The task: Exclude the pictures and retype the entries as written.

Available records:
------------------------------------------------
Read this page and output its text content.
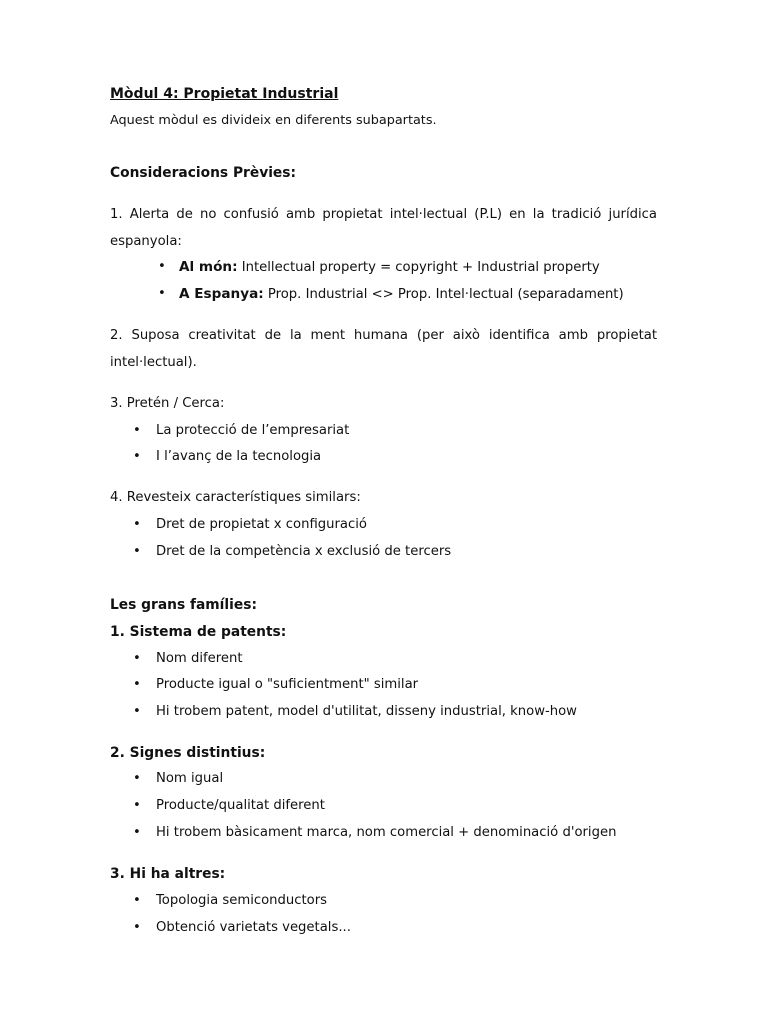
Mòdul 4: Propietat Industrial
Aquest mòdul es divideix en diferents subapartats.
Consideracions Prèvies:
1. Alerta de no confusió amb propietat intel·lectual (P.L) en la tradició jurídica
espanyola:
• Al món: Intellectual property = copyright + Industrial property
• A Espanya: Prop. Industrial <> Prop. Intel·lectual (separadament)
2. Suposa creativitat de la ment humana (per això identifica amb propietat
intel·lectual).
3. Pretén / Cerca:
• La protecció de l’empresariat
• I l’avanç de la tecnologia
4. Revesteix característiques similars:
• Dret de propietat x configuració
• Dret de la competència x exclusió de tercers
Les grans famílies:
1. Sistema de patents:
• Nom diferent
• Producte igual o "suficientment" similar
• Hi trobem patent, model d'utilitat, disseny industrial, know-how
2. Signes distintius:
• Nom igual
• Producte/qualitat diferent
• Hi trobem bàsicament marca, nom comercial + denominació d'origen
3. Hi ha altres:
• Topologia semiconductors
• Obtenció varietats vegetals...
------------------------------------------------
Exercise solution:
Read this page and output its text content.
Mòdul 4: Propietat Industrial
Aquest mòdul es divideix en diferents subapartats.
Consideracions Prèvies:
1. Alerta de no confusió amb propietat intel·lectual (P.L) en la tradició jurídica
espanyola:
• Al món: Intellectual property = copyright + Industrial property
• A Espanya: Prop. Industrial <> Prop. Intel·lectual (separadament)
2. Suposa creativitat de la ment humana (per això identifica amb propietat
intel·lectual).
3. Pretén / Cerca:
• La protecció de l’empresariat
• I l’avanç de la tecnologia
4. Revesteix característiques similars:
• Dret de propietat x configuració
• Dret de la competència x exclusió de tercers
Les grans famílies:
1. Sistema de patents:
• Nom diferent
• Producte igual o "suficientment" similar
• Hi trobem patent, model d'utilitat, disseny industrial, know-how
2. Signes distintius:
• Nom igual
• Producte/qualitat diferent
• Hi trobem bàsicament marca, nom comercial + denominació d'origen
3. Hi ha altres:
• Topologia semiconductors
• Obtenció varietats vegetals...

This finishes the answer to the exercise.